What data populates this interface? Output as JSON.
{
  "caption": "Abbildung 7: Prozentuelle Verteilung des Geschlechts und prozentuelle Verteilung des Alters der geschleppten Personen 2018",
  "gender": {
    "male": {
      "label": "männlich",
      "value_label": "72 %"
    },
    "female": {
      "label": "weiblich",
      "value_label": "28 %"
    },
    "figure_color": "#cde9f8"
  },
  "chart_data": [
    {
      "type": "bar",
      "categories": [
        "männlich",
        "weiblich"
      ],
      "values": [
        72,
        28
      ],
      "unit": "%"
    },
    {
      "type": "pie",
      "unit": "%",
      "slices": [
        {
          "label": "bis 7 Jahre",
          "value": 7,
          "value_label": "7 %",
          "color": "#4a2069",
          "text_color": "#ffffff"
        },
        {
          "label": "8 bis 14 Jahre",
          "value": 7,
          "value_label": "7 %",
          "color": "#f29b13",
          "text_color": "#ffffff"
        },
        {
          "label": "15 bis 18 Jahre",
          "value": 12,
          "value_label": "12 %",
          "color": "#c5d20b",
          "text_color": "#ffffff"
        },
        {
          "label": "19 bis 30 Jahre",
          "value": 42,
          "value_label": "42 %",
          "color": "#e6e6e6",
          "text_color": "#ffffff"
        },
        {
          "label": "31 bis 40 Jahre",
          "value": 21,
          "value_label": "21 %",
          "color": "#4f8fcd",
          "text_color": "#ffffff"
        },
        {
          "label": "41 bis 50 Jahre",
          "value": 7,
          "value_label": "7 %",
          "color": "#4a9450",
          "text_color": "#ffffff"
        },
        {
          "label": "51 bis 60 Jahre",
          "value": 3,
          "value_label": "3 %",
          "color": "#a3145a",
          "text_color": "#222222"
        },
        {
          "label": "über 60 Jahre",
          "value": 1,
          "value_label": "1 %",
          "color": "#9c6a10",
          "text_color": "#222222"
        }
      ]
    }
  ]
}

◆ **Required task**:
Repeat the listing in full, keeping every line exactly as it is.

◆ **Solution to this task**:
What data populates this interface? Output as JSON.
{
  "caption": "Abbildung 7: Prozentuelle Verteilung des Geschlechts und prozentuelle Verteilung des Alters der geschleppten Personen 2018",
  "gender": {
    "male": {
      "label": "männlich",
      "value_label": "72 %"
    },
    "female": {
      "label": "weiblich",
      "value_label": "28 %"
    },
    "figure_color": "#cde9f8"
  },
  "chart_data": [
    {
      "type": "bar",
      "categories": [
        "männlich",
        "weiblich"
      ],
      "values": [
        72,
        28
      ],
      "unit": "%"
    },
    {
      "type": "pie",
      "unit": "%",
      "slices": [
        {
          "label": "bis 7 Jahre",
          "value": 7,
          "value_label": "7 %",
          "color": "#4a2069",
          "text_color": "#ffffff"
        },
        {
          "label": "8 bis 14 Jahre",
          "value": 7,
          "value_label": "7 %",
          "color": "#f29b13",
          "text_color": "#ffffff"
        },
        {
          "label": "15 bis 18 Jahre",
          "value": 12,
          "value_label": "12 %",
          "color": "#c5d20b",
          "text_color": "#ffffff"
        },
        {
          "label": "19 bis 30 Jahre",
          "value": 42,
          "value_label": "42 %",
          "color": "#e6e6e6",
          "text_color": "#ffffff"
        },
        {
          "label": "31 bis 40 Jahre",
          "value": 21,
          "value_label": "21 %",
          "color": "#4f8fcd",
          "text_color": "#ffffff"
        },
        {
          "label": "41 bis 50 Jahre",
          "value": 7,
          "value_label": "7 %",
          "color": "#4a9450",
          "text_color": "#ffffff"
        },
        {
          "label": "51 bis 60 Jahre",
          "value": 3,
          "value_label": "3 %",
          "color": "#a3145a",
          "text_color": "#222222"
        },
        {
          "label": "über 60 Jahre",
          "value": 1,
          "value_label": "1 %",
          "color": "#9c6a10",
          "text_color": "#222222"
        }
      ]
    }
  ]
}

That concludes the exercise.